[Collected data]
......
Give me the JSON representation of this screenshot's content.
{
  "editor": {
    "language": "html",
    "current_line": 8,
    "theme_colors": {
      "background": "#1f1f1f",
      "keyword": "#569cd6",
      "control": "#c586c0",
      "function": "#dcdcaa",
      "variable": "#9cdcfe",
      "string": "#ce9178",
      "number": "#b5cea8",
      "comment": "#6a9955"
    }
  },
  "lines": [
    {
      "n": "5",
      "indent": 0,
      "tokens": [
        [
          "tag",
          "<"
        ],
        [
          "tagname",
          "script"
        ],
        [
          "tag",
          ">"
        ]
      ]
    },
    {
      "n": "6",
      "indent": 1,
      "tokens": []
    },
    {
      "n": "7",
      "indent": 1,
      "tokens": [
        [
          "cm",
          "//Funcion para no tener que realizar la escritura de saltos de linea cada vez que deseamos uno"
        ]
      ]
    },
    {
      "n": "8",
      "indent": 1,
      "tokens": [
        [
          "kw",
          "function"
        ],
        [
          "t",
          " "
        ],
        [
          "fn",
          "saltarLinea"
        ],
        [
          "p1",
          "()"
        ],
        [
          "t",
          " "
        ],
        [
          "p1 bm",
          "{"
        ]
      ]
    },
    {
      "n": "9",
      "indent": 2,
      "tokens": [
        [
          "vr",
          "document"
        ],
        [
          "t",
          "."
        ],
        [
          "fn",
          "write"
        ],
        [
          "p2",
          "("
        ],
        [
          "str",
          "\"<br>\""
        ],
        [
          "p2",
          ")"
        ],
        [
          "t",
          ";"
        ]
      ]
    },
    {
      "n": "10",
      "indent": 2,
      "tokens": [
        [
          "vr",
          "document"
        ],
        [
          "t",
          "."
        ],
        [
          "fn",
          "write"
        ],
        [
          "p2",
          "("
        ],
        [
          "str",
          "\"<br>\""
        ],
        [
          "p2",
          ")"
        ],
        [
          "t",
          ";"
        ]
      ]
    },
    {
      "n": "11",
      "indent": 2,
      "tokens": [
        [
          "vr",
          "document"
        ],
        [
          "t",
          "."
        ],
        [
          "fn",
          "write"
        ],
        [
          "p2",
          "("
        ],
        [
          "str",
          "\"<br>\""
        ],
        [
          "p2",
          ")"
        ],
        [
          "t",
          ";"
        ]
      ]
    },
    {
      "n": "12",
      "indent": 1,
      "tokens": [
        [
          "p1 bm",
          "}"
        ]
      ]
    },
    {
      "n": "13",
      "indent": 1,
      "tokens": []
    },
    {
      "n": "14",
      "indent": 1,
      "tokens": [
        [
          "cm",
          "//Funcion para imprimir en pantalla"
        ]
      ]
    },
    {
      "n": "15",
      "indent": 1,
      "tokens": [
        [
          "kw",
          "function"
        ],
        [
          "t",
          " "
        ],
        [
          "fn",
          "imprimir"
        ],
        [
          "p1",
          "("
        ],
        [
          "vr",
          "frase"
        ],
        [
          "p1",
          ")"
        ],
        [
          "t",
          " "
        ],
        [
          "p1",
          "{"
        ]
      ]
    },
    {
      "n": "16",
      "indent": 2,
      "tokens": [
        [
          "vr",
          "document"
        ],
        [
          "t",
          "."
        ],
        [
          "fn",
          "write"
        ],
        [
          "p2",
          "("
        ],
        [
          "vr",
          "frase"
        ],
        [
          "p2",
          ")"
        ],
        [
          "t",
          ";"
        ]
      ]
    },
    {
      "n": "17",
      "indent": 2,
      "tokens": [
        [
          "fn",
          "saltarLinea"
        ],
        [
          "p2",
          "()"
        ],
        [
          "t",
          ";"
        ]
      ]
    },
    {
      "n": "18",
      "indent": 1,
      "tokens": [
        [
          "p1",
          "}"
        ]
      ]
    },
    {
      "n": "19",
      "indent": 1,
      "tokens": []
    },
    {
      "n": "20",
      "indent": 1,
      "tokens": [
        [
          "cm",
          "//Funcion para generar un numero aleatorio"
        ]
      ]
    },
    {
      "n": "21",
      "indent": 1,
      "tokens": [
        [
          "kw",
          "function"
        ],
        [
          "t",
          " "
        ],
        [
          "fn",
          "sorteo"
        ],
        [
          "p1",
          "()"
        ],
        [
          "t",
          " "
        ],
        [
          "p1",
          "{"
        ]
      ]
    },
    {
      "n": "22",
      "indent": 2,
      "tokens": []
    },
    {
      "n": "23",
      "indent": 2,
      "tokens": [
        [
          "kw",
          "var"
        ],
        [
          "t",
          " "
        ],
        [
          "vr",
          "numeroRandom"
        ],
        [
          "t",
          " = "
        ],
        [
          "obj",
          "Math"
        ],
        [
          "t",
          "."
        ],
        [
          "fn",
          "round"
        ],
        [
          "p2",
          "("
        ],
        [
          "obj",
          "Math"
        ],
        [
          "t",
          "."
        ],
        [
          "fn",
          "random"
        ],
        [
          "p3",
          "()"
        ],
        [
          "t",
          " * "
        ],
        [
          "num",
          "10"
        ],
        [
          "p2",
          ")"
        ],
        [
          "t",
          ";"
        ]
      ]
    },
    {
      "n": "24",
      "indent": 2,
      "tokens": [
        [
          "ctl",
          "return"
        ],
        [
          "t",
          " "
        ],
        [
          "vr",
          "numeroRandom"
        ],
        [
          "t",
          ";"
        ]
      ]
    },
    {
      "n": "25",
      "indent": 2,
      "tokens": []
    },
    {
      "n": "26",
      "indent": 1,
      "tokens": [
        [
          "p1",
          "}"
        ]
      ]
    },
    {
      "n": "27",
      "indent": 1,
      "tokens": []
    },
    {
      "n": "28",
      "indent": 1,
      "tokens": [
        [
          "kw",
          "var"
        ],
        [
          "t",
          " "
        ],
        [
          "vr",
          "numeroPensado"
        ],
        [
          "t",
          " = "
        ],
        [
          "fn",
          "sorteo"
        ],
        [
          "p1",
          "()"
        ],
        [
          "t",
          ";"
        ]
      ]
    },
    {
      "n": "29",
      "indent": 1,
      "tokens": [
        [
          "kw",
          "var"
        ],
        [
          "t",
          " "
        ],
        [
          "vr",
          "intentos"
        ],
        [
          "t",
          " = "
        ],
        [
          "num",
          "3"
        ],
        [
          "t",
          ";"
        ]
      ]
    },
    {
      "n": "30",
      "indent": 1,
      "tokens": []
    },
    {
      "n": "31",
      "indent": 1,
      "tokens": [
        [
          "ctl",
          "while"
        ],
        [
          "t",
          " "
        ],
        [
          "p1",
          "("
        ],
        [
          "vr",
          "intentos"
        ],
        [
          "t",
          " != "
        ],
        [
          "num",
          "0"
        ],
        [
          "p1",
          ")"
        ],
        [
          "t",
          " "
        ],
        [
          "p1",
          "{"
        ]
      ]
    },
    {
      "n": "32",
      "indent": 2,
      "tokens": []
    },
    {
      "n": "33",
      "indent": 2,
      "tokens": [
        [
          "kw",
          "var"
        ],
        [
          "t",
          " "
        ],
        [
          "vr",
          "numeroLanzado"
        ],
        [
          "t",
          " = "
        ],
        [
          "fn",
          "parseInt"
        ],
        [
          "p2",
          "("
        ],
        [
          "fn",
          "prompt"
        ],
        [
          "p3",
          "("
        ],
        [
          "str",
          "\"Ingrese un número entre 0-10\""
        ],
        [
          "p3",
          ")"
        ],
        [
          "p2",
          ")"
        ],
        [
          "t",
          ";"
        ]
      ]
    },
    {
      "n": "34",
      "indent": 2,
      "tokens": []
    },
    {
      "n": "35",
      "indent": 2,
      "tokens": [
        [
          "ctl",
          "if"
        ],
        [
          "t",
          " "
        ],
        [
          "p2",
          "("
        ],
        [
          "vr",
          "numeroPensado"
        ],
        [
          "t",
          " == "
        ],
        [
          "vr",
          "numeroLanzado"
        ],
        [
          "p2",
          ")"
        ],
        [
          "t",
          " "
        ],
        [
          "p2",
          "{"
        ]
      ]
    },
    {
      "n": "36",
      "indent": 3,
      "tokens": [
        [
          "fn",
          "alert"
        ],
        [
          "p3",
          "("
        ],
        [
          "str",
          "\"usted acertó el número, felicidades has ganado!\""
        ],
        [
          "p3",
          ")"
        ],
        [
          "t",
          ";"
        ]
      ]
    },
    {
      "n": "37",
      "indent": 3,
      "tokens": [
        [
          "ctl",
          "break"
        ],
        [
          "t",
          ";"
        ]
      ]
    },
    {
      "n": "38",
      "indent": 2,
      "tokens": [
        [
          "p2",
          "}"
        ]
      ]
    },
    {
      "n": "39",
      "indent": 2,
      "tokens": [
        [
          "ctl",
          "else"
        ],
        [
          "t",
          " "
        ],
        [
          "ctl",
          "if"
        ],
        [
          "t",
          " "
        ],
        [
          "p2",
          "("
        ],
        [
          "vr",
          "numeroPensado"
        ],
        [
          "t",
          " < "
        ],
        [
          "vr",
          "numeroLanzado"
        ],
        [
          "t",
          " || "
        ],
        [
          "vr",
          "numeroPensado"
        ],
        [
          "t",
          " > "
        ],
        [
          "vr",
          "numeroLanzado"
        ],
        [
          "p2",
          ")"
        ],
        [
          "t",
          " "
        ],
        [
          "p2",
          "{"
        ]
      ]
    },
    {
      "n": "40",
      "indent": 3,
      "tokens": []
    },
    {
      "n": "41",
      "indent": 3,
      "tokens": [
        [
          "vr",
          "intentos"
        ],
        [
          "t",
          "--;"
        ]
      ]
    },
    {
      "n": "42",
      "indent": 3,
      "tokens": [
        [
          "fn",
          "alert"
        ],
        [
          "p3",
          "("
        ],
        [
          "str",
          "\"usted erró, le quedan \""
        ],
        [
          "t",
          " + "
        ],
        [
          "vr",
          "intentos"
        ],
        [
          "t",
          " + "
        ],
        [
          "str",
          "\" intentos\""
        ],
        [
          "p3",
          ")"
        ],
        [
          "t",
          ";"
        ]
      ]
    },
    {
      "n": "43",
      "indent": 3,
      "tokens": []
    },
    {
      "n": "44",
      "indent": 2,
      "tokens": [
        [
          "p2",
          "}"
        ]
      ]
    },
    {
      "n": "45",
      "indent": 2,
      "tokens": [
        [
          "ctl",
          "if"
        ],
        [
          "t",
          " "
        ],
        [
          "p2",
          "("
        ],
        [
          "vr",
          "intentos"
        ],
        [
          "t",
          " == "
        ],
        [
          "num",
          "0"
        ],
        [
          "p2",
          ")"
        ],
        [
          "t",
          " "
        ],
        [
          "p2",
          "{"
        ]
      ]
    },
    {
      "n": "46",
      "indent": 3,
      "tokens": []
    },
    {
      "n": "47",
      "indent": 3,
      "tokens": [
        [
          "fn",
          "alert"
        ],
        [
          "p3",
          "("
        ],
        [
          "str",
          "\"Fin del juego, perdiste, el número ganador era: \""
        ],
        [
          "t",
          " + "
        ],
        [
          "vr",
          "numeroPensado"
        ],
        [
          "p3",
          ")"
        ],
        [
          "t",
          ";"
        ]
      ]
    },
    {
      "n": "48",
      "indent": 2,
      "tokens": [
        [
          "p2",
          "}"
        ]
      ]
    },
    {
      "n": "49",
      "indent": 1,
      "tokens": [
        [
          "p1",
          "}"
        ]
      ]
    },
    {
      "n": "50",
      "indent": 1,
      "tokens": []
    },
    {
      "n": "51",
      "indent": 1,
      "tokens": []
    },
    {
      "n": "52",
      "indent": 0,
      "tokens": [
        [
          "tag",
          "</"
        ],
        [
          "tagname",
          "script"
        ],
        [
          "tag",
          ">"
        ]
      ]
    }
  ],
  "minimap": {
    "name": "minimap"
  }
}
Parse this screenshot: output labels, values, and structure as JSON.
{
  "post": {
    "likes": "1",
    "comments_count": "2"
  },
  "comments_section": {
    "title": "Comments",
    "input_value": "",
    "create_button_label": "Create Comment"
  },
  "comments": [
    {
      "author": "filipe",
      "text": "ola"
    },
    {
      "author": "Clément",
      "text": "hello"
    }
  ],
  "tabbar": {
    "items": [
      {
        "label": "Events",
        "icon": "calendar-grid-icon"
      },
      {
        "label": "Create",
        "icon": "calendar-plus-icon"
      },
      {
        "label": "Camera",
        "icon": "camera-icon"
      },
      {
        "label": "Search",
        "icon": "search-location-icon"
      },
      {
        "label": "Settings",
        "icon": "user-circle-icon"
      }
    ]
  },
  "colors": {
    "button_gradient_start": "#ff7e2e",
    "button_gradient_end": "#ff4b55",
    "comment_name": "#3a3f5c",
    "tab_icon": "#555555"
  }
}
......
DIRECTION: Among the records above, find each line holding the string "usted" and pull it out.

TASK RESULT:
          "\"usted acertó el número, felicidades has ganado!\""
          "\"usted erró, le quedan \""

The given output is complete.